Instruction: Reproduce the following records verbatim, beginning at the line that contains "I need the location" and ending after the line that contains "text-line-3: 2、做好队长的好助手，时刻以人为善，以队长和站长为榜 xyxy=(140,219,794,249)".

>> START

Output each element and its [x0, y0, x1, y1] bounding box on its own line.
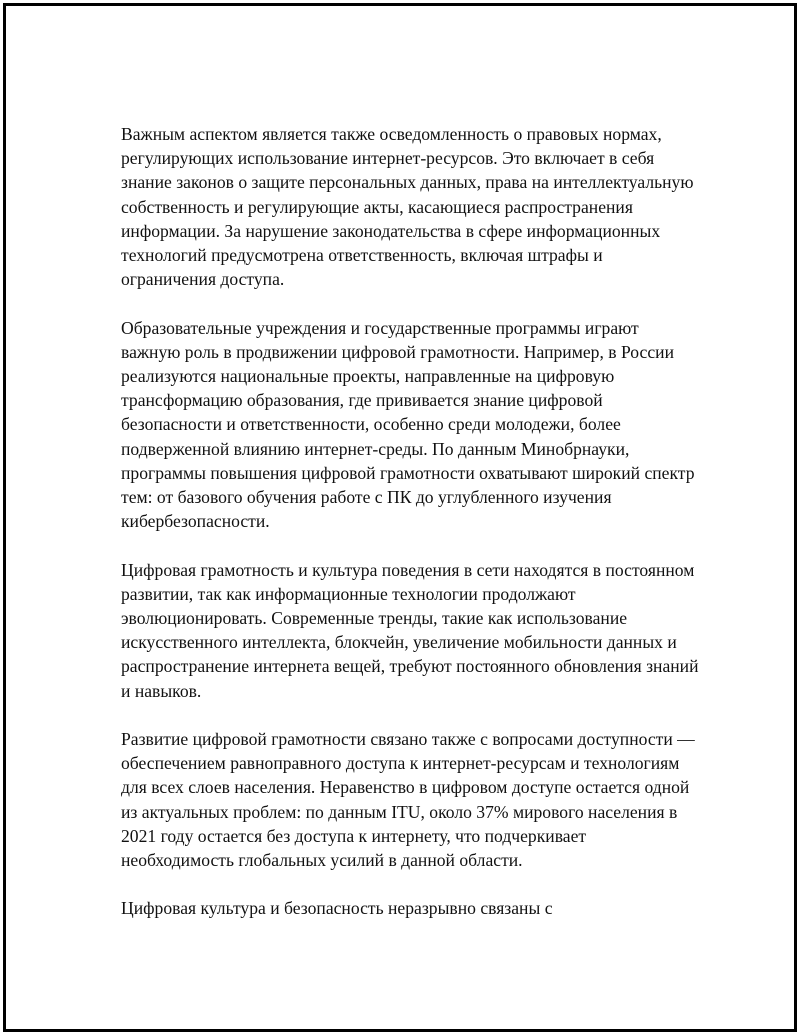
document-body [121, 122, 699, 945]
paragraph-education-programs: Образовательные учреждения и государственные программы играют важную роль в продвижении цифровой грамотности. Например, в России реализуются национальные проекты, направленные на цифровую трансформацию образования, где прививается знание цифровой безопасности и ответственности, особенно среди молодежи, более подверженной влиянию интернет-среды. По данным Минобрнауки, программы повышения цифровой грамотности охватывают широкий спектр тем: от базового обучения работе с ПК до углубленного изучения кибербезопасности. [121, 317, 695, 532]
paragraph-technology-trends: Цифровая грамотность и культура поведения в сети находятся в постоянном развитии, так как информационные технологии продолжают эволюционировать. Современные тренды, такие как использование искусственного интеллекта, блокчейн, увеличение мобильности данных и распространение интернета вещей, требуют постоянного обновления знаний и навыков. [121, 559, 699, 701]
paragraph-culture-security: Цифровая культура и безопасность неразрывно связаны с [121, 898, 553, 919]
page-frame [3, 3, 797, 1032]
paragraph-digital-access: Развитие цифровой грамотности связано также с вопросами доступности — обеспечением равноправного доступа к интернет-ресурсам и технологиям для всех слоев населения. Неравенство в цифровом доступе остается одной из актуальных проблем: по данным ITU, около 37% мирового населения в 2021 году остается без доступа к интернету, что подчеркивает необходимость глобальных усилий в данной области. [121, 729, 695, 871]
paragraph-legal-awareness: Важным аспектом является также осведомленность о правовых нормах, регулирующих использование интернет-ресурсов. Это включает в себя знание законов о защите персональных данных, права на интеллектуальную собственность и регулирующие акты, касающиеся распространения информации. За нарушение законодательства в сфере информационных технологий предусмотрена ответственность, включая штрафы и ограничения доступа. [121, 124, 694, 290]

>> END
>> START

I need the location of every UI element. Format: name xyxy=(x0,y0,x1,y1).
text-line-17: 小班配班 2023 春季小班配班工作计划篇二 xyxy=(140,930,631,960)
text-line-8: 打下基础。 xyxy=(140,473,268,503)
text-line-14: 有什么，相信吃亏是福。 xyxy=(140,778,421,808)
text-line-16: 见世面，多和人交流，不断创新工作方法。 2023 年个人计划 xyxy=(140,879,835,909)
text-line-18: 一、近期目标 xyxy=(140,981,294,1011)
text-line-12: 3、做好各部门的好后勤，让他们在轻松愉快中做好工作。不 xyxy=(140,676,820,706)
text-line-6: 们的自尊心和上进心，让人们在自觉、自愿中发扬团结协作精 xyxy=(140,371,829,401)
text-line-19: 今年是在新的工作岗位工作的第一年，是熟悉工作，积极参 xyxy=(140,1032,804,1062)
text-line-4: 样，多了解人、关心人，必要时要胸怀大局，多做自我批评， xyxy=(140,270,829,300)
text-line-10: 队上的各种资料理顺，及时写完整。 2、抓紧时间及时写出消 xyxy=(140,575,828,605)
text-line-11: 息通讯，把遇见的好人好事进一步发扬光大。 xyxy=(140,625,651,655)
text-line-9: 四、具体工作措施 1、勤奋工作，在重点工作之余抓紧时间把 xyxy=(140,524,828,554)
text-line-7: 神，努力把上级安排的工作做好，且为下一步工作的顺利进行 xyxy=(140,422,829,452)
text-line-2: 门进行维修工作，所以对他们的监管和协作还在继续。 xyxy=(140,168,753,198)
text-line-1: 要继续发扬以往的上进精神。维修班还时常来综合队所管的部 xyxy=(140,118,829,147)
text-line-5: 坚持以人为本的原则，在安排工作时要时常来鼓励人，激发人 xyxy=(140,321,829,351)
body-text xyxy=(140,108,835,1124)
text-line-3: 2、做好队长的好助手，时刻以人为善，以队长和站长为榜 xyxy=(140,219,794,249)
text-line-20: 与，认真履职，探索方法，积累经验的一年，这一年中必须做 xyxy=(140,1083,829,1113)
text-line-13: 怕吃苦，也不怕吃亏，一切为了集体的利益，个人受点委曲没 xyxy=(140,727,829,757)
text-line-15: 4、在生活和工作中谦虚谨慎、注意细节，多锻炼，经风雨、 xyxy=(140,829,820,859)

>> END

Exercise output:
I need the location of every UI element. Format: name xyxy=(x0,y0,x1,y1).
text-line-17: 小班配班 2023 春季小班配班工作计划篇二 xyxy=(140,930,631,960)
text-line-8: 打下基础。 xyxy=(140,473,268,503)
text-line-14: 有什么，相信吃亏是福。 xyxy=(140,778,421,808)
text-line-16: 见世面，多和人交流，不断创新工作方法。 2023 年个人计划 xyxy=(140,879,835,909)
text-line-18: 一、近期目标 xyxy=(140,981,294,1011)
text-line-12: 3、做好各部门的好后勤，让他们在轻松愉快中做好工作。不 xyxy=(140,676,820,706)
text-line-6: 们的自尊心和上进心，让人们在自觉、自愿中发扬团结协作精 xyxy=(140,371,829,401)
text-line-19: 今年是在新的工作岗位工作的第一年，是熟悉工作，积极参 xyxy=(140,1032,804,1062)
text-line-4: 样，多了解人、关心人，必要时要胸怀大局，多做自我批评， xyxy=(140,270,829,300)
text-line-10: 队上的各种资料理顺，及时写完整。 2、抓紧时间及时写出消 xyxy=(140,575,828,605)
text-line-11: 息通讯，把遇见的好人好事进一步发扬光大。 xyxy=(140,625,651,655)
text-line-9: 四、具体工作措施 1、勤奋工作，在重点工作之余抓紧时间把 xyxy=(140,524,828,554)
text-line-7: 神，努力把上级安排的工作做好，且为下一步工作的顺利进行 xyxy=(140,422,829,452)
text-line-2: 门进行维修工作，所以对他们的监管和协作还在继续。 xyxy=(140,168,753,198)
text-line-1: 要继续发扬以往的上进精神。维修班还时常来综合队所管的部 xyxy=(140,118,829,147)
text-line-5: 坚持以人为本的原则，在安排工作时要时常来鼓励人，激发人 xyxy=(140,321,829,351)
body-text xyxy=(140,108,835,1124)
text-line-3: 2、做好队长的好助手，时刻以人为善，以队长和站长为榜 xyxy=(140,219,794,249)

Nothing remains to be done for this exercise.